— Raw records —
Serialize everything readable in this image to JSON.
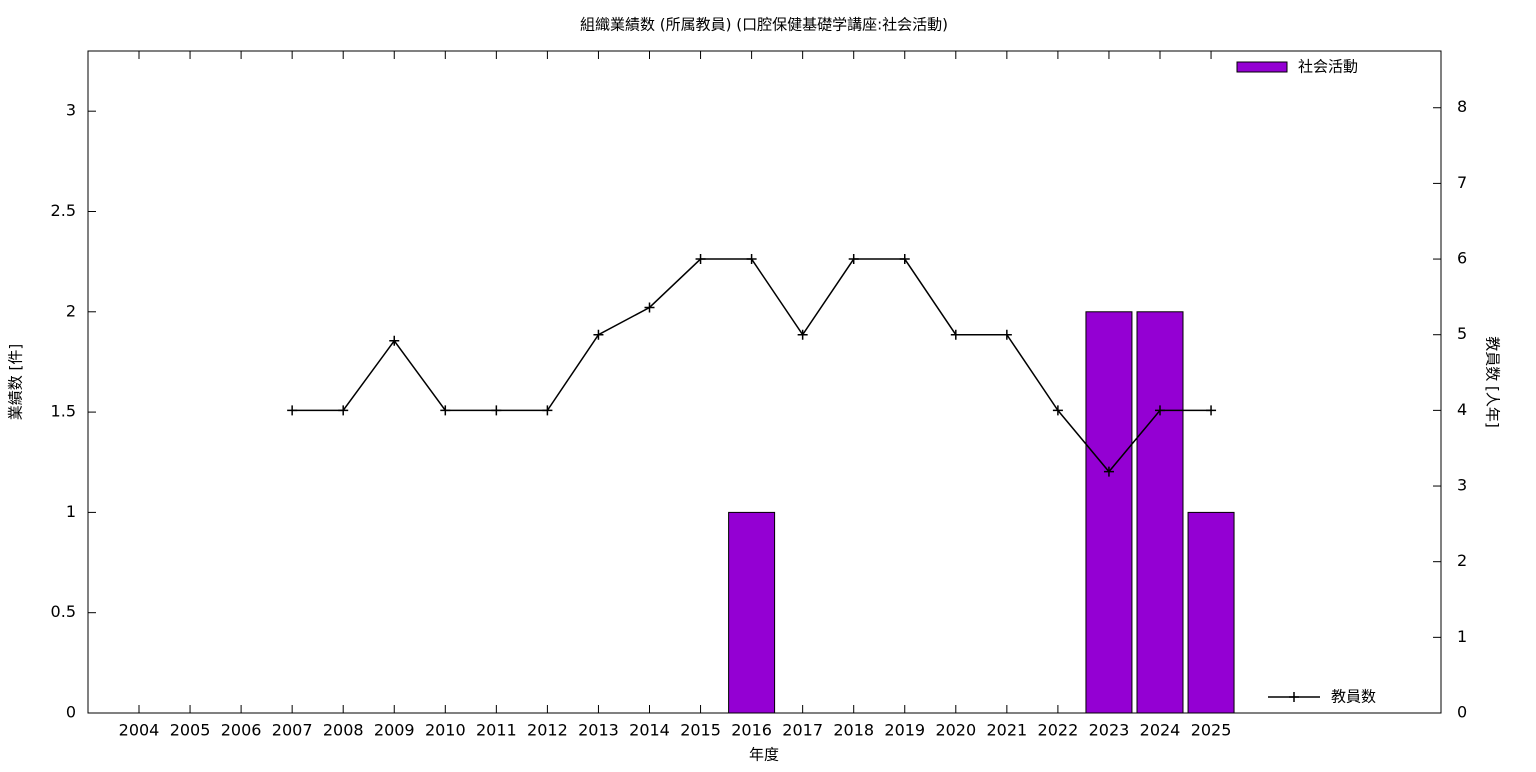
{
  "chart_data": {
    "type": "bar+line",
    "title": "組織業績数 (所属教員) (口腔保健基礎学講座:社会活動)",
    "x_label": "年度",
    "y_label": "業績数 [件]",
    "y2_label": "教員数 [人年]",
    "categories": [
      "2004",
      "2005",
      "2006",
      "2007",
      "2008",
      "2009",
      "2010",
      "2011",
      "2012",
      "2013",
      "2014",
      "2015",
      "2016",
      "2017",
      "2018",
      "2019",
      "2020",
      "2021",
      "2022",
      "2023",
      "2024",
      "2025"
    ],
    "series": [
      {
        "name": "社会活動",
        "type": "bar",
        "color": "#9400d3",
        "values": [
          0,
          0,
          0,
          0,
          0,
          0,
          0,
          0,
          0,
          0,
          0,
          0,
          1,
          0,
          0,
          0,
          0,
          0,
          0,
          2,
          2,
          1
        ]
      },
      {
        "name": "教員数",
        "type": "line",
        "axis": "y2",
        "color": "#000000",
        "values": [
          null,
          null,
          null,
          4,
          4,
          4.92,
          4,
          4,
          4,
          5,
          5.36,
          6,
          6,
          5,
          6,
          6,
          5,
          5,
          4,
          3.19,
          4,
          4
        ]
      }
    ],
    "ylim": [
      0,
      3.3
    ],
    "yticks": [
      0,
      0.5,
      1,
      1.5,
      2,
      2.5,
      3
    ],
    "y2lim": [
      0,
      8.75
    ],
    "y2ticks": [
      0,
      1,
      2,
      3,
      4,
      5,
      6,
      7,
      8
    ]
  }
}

---

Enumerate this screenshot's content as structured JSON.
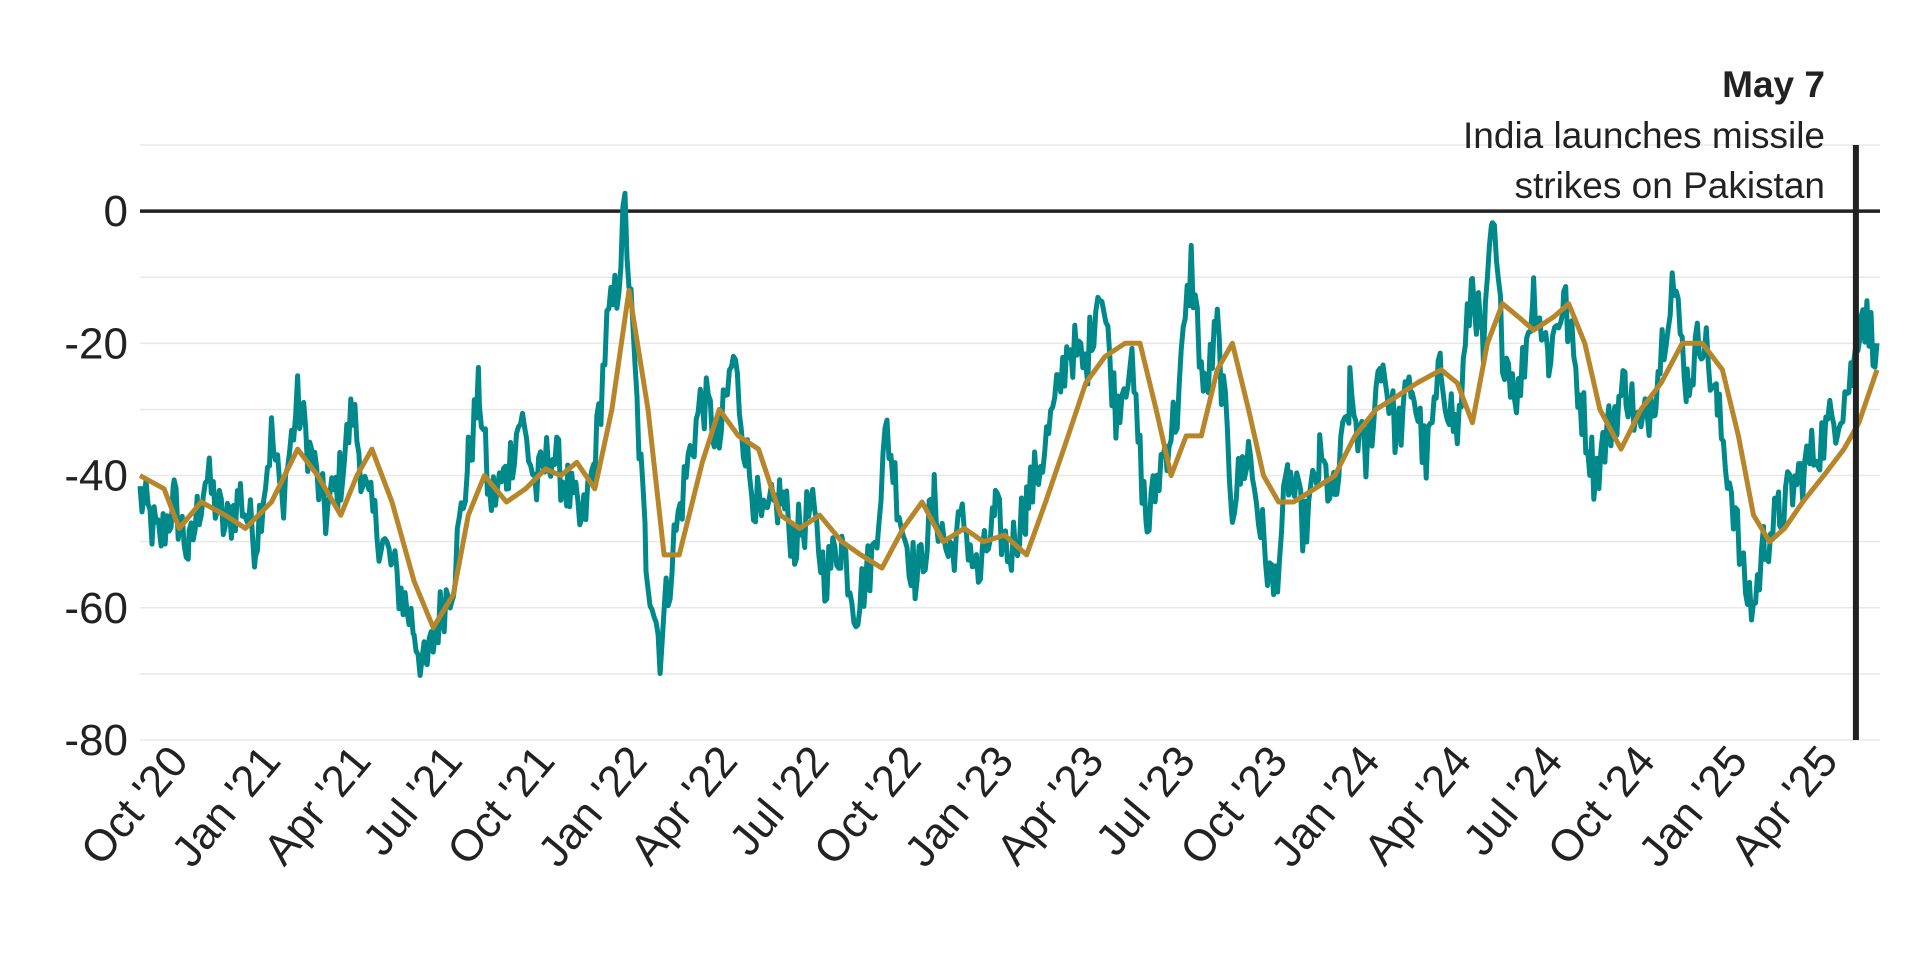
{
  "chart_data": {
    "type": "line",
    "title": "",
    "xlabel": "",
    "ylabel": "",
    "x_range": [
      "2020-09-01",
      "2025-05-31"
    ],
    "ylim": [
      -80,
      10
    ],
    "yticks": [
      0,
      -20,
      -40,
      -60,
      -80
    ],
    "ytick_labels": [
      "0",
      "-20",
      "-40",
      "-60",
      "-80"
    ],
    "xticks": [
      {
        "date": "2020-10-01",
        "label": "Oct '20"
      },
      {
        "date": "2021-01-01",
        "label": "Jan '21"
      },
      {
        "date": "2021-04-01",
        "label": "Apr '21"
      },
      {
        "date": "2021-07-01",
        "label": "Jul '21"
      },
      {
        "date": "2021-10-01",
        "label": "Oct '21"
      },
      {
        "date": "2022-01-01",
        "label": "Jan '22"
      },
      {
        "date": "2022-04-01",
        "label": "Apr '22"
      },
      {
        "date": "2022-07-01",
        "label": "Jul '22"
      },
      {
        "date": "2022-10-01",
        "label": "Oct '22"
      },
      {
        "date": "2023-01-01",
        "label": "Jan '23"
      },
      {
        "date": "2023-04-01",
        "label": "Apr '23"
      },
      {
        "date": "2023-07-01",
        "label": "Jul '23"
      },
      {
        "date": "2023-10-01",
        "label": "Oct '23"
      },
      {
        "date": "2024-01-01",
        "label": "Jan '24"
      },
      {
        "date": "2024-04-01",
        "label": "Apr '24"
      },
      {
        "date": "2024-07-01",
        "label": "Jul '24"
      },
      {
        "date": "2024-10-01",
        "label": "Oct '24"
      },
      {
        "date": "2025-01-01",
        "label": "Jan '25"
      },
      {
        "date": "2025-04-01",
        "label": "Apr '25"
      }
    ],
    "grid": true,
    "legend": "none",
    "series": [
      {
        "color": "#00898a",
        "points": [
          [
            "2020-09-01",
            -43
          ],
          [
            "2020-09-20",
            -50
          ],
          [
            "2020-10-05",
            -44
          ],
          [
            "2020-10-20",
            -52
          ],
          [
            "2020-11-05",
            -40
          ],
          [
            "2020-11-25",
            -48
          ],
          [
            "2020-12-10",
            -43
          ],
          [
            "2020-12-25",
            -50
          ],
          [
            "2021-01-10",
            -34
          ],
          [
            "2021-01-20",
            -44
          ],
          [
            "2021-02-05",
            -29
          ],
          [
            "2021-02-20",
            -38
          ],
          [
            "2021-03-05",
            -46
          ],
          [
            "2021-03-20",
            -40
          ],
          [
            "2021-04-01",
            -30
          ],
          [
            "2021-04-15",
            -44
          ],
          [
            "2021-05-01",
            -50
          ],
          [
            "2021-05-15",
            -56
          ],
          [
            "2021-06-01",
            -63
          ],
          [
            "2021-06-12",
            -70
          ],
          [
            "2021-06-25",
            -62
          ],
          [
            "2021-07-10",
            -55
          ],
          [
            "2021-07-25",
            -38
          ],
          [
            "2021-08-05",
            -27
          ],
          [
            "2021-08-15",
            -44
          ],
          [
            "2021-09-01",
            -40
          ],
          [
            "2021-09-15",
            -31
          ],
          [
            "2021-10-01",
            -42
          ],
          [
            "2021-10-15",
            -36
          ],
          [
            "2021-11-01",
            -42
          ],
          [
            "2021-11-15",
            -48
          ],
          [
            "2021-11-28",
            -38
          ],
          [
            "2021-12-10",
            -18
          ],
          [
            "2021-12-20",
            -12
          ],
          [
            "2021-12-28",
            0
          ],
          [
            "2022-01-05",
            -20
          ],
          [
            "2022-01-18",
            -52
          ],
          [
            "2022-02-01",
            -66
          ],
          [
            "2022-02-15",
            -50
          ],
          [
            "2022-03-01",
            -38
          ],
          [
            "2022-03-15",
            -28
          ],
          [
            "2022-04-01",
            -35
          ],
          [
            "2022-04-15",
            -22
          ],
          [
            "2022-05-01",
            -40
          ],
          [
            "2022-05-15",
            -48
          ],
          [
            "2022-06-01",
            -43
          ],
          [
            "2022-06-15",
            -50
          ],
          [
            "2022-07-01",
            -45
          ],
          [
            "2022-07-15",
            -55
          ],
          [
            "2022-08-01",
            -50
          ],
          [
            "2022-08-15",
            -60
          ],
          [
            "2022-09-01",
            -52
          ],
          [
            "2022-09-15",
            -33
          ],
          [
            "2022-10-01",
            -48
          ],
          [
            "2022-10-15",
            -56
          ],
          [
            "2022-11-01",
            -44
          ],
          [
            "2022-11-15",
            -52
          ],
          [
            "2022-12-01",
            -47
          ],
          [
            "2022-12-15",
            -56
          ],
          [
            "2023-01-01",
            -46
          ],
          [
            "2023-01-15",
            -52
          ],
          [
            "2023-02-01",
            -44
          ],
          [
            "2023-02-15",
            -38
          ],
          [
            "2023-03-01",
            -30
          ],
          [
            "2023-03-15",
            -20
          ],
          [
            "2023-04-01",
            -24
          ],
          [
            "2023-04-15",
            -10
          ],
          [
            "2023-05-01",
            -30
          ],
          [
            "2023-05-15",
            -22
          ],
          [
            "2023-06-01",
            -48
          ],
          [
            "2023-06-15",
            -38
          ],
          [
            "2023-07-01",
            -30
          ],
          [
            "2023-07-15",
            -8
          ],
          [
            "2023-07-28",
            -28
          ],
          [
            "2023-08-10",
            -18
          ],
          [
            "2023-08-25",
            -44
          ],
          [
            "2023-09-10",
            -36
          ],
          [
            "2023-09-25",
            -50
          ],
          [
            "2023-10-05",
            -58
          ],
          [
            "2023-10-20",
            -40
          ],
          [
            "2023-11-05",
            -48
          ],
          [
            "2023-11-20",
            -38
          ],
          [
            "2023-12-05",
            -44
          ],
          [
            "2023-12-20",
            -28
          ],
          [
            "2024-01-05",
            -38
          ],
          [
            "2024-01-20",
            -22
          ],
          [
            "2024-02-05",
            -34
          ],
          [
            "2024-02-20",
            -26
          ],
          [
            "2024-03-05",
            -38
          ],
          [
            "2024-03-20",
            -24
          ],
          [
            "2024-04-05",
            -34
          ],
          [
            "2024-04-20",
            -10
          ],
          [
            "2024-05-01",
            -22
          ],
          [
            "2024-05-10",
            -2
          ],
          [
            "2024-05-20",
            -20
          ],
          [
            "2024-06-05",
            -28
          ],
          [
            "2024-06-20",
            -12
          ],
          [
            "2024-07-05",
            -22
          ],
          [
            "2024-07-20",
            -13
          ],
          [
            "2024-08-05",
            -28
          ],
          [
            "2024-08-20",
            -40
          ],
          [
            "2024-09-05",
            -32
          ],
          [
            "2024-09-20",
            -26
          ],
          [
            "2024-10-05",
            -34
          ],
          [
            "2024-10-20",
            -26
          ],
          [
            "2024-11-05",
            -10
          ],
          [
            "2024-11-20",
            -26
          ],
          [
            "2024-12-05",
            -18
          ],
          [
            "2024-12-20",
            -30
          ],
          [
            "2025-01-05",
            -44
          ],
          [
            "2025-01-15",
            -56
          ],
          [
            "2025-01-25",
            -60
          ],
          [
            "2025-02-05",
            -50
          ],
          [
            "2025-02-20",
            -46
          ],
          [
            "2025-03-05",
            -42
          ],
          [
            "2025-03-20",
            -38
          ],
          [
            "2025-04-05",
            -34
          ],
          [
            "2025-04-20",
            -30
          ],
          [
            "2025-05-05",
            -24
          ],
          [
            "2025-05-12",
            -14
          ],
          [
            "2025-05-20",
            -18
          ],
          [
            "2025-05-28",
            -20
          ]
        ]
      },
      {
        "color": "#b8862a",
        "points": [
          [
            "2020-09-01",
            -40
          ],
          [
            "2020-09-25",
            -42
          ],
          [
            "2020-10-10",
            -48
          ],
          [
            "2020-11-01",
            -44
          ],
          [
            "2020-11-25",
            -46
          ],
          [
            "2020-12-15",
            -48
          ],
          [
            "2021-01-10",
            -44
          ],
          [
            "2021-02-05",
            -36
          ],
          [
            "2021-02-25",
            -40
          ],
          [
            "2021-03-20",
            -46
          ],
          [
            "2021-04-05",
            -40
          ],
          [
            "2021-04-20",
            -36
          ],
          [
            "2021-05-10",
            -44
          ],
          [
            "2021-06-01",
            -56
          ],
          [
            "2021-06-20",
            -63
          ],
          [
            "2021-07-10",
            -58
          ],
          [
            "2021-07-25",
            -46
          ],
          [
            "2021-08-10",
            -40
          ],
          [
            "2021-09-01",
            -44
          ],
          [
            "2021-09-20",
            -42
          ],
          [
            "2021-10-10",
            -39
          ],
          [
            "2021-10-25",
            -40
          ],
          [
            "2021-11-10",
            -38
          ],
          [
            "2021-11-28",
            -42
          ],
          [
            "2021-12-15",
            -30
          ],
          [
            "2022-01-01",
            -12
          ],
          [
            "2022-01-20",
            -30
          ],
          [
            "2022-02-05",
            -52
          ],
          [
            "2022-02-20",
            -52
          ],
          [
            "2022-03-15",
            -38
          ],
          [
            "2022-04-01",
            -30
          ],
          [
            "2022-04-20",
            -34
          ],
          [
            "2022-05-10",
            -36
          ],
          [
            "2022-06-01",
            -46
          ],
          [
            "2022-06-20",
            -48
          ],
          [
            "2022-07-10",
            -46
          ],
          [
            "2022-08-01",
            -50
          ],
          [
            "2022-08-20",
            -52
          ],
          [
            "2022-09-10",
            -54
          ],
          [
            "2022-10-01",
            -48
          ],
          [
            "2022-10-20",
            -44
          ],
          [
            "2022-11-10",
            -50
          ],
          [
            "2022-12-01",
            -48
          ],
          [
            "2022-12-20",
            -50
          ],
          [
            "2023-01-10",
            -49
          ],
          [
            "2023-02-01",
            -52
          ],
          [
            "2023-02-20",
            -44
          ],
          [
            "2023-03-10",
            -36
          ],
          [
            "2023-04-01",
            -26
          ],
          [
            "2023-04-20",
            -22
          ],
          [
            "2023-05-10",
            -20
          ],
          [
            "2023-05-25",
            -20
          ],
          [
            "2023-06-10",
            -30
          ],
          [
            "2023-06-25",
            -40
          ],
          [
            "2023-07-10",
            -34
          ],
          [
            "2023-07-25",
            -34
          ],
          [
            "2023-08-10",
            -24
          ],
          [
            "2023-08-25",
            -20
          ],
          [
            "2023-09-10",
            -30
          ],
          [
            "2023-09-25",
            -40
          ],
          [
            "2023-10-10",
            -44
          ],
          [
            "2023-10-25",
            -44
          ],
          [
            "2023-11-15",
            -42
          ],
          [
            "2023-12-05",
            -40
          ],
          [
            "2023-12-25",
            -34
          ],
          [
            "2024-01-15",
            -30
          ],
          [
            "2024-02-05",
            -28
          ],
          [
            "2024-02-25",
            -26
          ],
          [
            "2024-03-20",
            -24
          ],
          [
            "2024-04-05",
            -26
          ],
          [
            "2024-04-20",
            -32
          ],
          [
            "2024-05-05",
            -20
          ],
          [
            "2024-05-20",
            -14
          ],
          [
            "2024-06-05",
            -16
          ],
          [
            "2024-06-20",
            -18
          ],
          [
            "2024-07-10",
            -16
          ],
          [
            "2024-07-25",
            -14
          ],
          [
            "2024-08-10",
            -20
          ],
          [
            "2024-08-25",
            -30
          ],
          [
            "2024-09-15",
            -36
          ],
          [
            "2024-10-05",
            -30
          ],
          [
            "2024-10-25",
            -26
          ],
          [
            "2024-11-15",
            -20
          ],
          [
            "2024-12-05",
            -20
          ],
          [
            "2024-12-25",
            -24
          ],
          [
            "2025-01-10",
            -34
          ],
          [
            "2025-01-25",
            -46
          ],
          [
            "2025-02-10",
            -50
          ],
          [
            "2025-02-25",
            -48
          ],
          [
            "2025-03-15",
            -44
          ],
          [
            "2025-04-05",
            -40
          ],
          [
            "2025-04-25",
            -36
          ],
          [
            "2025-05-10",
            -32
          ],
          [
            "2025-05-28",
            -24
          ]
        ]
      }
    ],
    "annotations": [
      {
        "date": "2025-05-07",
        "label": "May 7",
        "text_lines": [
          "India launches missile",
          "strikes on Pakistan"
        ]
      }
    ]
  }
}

— WHAT THE EXERCISE ASKS —
Count the lines in the records above that hold the word "type", and give only that number.

— REPLY —
4